**EXERCISE GOAL**
Reply with one number: how many lines contain the word "不按以上要求作答的答案无效".
--- TASK DATA ---
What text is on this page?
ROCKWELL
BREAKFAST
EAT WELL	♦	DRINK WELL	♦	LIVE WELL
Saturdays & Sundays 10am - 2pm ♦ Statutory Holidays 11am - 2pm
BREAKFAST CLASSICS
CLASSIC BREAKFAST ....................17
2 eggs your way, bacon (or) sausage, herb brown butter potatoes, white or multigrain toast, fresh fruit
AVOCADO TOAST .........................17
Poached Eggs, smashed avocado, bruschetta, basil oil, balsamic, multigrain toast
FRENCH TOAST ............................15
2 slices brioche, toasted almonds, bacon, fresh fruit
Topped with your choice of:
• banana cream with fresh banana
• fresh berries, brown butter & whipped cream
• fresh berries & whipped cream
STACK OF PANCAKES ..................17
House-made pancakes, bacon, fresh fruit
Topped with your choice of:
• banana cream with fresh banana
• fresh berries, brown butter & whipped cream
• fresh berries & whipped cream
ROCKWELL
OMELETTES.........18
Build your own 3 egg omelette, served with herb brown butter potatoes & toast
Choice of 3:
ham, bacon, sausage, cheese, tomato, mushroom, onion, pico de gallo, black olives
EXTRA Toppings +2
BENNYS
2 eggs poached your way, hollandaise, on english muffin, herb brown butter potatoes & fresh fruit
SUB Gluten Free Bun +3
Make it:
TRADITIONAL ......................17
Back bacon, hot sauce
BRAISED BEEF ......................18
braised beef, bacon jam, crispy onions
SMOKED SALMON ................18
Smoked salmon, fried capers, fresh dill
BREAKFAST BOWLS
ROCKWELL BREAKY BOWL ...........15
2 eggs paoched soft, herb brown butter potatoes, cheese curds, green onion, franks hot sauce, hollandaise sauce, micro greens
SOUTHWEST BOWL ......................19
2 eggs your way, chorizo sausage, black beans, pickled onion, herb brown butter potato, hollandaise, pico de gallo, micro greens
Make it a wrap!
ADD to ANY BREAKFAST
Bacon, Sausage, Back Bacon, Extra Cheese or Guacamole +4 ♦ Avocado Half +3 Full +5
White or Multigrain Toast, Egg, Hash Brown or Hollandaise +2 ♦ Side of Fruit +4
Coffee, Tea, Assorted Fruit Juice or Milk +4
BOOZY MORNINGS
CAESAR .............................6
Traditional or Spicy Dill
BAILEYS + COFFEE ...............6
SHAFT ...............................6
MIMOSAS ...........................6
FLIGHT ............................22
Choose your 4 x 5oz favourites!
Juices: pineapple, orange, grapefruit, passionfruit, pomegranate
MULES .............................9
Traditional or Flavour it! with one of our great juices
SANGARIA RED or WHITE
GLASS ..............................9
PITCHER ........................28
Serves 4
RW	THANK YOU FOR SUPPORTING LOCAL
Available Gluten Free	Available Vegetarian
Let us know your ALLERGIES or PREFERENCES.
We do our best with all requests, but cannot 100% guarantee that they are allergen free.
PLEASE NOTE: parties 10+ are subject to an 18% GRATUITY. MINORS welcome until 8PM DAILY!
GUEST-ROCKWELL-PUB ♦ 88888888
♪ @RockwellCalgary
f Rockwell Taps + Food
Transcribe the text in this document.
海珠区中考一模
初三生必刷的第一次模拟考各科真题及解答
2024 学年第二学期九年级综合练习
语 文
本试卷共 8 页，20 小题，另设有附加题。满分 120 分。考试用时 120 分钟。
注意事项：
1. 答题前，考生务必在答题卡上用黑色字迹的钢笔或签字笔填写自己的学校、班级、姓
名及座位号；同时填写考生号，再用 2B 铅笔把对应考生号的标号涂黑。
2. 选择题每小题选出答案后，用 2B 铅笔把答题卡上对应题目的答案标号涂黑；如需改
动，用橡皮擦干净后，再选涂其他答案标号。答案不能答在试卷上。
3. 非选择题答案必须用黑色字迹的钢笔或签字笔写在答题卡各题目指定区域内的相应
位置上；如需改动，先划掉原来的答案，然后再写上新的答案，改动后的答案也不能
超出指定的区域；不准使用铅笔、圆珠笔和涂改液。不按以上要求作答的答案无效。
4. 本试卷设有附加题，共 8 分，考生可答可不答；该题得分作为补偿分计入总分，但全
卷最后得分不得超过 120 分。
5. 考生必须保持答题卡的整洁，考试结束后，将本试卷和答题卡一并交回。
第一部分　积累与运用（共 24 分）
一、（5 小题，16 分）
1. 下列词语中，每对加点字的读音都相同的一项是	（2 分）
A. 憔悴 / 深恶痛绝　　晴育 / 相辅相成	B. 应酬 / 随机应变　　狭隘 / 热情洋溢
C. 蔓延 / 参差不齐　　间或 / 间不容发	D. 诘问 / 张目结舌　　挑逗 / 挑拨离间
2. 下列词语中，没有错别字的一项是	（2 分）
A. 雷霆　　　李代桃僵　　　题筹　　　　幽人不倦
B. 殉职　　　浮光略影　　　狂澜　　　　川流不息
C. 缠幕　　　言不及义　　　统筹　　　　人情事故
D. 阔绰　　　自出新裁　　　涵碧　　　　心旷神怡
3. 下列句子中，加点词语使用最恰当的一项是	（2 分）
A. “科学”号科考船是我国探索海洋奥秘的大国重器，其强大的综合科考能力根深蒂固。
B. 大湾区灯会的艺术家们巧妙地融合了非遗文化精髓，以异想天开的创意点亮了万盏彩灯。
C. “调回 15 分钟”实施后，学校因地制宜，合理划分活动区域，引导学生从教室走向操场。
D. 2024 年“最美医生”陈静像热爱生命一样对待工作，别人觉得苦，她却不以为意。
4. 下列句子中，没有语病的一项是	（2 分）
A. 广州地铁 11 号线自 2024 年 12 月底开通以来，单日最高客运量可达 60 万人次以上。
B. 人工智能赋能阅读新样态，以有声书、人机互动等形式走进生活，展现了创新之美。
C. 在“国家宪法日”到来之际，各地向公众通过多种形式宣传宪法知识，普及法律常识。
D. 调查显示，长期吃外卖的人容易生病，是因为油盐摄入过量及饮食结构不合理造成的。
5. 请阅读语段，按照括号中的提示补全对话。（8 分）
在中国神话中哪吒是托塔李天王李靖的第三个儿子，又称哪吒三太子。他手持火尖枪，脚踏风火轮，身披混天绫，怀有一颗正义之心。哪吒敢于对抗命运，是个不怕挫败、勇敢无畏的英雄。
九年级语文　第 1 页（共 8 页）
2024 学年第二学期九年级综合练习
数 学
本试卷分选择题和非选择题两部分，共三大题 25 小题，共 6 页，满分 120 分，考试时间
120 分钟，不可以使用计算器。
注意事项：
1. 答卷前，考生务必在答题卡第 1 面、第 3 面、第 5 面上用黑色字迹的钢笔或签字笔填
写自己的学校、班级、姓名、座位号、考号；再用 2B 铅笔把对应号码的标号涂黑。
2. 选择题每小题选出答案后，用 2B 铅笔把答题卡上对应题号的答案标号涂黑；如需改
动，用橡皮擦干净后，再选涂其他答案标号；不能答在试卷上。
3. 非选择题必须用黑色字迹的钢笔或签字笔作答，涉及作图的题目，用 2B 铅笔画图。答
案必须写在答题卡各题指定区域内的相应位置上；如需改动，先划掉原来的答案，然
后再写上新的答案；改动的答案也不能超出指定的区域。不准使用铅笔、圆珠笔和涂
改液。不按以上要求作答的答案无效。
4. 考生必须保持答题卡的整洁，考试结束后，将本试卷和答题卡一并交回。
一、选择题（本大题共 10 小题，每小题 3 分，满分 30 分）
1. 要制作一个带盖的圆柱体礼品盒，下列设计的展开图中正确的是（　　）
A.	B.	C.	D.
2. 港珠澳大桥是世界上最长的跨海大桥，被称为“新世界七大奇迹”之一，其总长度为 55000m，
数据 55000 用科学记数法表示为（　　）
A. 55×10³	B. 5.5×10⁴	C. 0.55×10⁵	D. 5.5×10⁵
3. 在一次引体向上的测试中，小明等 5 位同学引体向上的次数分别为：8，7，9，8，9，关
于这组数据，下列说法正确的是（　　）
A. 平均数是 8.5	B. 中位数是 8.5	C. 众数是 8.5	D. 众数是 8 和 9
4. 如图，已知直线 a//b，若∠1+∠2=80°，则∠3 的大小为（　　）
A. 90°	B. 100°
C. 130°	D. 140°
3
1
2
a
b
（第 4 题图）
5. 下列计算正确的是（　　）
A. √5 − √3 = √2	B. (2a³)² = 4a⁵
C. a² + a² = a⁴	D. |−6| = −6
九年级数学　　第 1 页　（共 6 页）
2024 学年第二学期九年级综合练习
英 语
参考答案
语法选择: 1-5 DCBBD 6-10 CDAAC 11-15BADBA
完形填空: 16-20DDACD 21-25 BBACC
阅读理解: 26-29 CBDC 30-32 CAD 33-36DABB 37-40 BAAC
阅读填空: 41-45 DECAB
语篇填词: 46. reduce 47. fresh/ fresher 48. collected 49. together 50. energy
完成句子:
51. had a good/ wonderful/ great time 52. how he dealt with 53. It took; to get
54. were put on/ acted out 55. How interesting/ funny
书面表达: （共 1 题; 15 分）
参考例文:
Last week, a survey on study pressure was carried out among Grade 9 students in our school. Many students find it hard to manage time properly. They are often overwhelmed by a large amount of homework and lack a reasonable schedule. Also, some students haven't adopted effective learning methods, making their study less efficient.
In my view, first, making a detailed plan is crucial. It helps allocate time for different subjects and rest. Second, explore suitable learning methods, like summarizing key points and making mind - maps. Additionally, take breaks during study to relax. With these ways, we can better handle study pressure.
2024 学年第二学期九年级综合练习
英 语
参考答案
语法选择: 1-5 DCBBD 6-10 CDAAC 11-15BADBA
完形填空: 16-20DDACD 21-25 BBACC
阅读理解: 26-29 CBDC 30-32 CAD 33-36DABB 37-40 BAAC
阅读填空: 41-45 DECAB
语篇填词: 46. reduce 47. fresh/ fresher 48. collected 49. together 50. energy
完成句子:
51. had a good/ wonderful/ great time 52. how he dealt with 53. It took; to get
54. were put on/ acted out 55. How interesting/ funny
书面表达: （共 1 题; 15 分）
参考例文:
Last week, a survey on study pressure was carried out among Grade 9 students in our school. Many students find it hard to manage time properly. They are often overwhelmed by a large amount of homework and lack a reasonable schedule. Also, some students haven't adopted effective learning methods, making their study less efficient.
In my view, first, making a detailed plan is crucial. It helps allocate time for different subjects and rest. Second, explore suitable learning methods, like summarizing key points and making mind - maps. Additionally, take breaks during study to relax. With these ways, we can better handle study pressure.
---
**ANSWER IN FULL**
2